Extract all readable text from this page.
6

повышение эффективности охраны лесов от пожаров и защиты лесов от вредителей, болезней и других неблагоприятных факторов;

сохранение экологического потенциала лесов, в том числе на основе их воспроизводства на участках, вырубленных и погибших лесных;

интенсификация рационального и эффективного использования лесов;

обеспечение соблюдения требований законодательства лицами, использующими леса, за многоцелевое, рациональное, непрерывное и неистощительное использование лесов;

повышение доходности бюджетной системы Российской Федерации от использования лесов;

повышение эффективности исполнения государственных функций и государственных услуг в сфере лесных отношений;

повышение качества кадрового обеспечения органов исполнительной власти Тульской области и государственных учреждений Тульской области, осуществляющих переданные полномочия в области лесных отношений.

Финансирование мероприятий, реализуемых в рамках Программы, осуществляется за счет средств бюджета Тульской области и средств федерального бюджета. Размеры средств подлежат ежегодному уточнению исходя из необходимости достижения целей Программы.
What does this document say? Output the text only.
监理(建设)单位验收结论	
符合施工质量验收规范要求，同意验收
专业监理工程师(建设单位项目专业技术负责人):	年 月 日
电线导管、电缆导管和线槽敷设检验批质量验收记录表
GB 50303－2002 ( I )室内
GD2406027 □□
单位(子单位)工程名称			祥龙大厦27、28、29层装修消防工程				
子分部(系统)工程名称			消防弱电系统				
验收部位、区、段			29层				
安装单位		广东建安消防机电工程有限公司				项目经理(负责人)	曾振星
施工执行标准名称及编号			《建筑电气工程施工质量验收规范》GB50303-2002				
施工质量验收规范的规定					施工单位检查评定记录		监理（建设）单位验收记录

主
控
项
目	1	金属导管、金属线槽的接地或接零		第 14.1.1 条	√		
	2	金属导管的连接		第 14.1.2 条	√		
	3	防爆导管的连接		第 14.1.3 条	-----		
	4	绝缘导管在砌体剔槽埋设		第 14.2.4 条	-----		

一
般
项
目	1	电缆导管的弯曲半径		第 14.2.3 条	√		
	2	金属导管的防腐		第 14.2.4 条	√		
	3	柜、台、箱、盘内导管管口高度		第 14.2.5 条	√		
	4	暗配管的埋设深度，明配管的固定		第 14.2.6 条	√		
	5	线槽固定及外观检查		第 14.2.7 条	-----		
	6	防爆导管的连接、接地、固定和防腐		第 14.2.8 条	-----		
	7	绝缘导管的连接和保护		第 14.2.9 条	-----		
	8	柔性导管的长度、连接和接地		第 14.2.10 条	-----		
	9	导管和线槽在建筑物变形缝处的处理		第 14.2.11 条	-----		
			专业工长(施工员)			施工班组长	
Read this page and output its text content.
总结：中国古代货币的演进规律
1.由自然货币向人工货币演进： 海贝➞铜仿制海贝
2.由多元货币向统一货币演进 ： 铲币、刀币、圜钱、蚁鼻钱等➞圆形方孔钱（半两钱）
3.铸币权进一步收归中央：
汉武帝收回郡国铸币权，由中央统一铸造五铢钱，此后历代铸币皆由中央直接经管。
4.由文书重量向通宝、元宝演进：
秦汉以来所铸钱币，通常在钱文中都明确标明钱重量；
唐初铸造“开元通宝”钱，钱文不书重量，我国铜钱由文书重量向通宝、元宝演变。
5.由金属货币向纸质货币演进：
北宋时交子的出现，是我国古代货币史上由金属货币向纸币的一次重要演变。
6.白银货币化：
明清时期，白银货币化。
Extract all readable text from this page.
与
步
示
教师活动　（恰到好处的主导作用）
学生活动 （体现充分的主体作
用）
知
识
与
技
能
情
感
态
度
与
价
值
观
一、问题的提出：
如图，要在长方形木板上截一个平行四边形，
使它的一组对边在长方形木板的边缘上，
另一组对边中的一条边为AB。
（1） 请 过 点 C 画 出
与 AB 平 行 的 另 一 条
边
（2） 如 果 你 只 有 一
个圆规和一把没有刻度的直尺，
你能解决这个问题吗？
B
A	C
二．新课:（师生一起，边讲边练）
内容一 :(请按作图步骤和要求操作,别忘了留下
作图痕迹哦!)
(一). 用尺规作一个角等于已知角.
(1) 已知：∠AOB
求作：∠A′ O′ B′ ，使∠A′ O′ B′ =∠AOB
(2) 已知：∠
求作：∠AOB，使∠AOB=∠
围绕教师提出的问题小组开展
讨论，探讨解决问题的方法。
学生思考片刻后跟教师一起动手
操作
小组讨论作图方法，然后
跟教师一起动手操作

========================================================================

What this task involves:
Recopy all the lines exactly as they appear.

Result of the task:
Extract all readable text from this page.
6

повышение эффективности охраны лесов от пожаров и защиты лесов от вредителей, болезней и других неблагоприятных факторов;

сохранение экологического потенциала лесов, в том числе на основе их воспроизводства на участках, вырубленных и погибших лесных;

интенсификация рационального и эффективного использования лесов;

обеспечение соблюдения требований законодательства лицами, использующими леса, за многоцелевое, рациональное, непрерывное и неистощительное использование лесов;

повышение доходности бюджетной системы Российской Федерации от использования лесов;

повышение эффективности исполнения государственных функций и государственных услуг в сфере лесных отношений;

повышение качества кадрового обеспечения органов исполнительной власти Тульской области и государственных учреждений Тульской области, осуществляющих переданные полномочия в области лесных отношений.

Финансирование мероприятий, реализуемых в рамках Программы, осуществляется за счет средств бюджета Тульской области и средств федерального бюджета. Размеры средств подлежат ежегодному уточнению исходя из необходимости достижения целей Программы.
What does this document say? Output the text only.
监理(建设)单位验收结论	
符合施工质量验收规范要求，同意验收
专业监理工程师(建设单位项目专业技术负责人):	年 月 日
电线导管、电缆导管和线槽敷设检验批质量验收记录表
GB 50303－2002 ( I )室内
GD2406027 □□
单位(子单位)工程名称			祥龙大厦27、28、29层装修消防工程				
子分部(系统)工程名称			消防弱电系统				
验收部位、区、段			29层				
安装单位		广东建安消防机电工程有限公司				项目经理(负责人)	曾振星
施工执行标准名称及编号			《建筑电气工程施工质量验收规范》GB50303-2002				
施工质量验收规范的规定					施工单位检查评定记录		监理（建设）单位验收记录

主
控
项
目	1	金属导管、金属线槽的接地或接零		第 14.1.1 条	√		
	2	金属导管的连接		第 14.1.2 条	√		
	3	防爆导管的连接		第 14.1.3 条	-----		
	4	绝缘导管在砌体剔槽埋设		第 14.2.4 条	-----		

一
般
项
目	1	电缆导管的弯曲半径		第 14.2.3 条	√		
	2	金属导管的防腐		第 14.2.4 条	√		
	3	柜、台、箱、盘内导管管口高度		第 14.2.5 条	√		
	4	暗配管的埋设深度，明配管的固定		第 14.2.6 条	√		
	5	线槽固定及外观检查		第 14.2.7 条	-----		
	6	防爆导管的连接、接地、固定和防腐		第 14.2.8 条	-----		
	7	绝缘导管的连接和保护		第 14.2.9 条	-----		
	8	柔性导管的长度、连接和接地		第 14.2.10 条	-----		
	9	导管和线槽在建筑物变形缝处的处理		第 14.2.11 条	-----		
			专业工长(施工员)			施工班组长	
Read this page and output its text content.
总结：中国古代货币的演进规律
1.由自然货币向人工货币演进： 海贝➞铜仿制海贝
2.由多元货币向统一货币演进 ： 铲币、刀币、圜钱、蚁鼻钱等➞圆形方孔钱（半两钱）
3.铸币权进一步收归中央：
汉武帝收回郡国铸币权，由中央统一铸造五铢钱，此后历代铸币皆由中央直接经管。
4.由文书重量向通宝、元宝演进：
秦汉以来所铸钱币，通常在钱文中都明确标明钱重量；
唐初铸造“开元通宝”钱，钱文不书重量，我国铜钱由文书重量向通宝、元宝演变。
5.由金属货币向纸质货币演进：
北宋时交子的出现，是我国古代货币史上由金属货币向纸币的一次重要演变。
6.白银货币化：
明清时期，白银货币化。
Extract all readable text from this page.
与
步
示
教师活动　（恰到好处的主导作用）
学生活动 （体现充分的主体作
用）
知
识
与
技
能
情
感
态
度
与
价
值
观
一、问题的提出：
如图，要在长方形木板上截一个平行四边形，
使它的一组对边在长方形木板的边缘上，
另一组对边中的一条边为AB。
（1） 请 过 点 C 画 出
与 AB 平 行 的 另 一 条
边
（2） 如 果 你 只 有 一
个圆规和一把没有刻度的直尺，
你能解决这个问题吗？
B
A	C
二．新课:（师生一起，边讲边练）
内容一 :(请按作图步骤和要求操作,别忘了留下
作图痕迹哦!)
(一). 用尺规作一个角等于已知角.
(1) 已知：∠AOB
求作：∠A′ O′ B′ ，使∠A′ O′ B′ =∠AOB
(2) 已知：∠
求作：∠AOB，使∠AOB=∠
围绕教师提出的问题小组开展
讨论，探讨解决问题的方法。
学生思考片刻后跟教师一起动手
操作
小组讨论作图方法，然后
跟教师一起动手操作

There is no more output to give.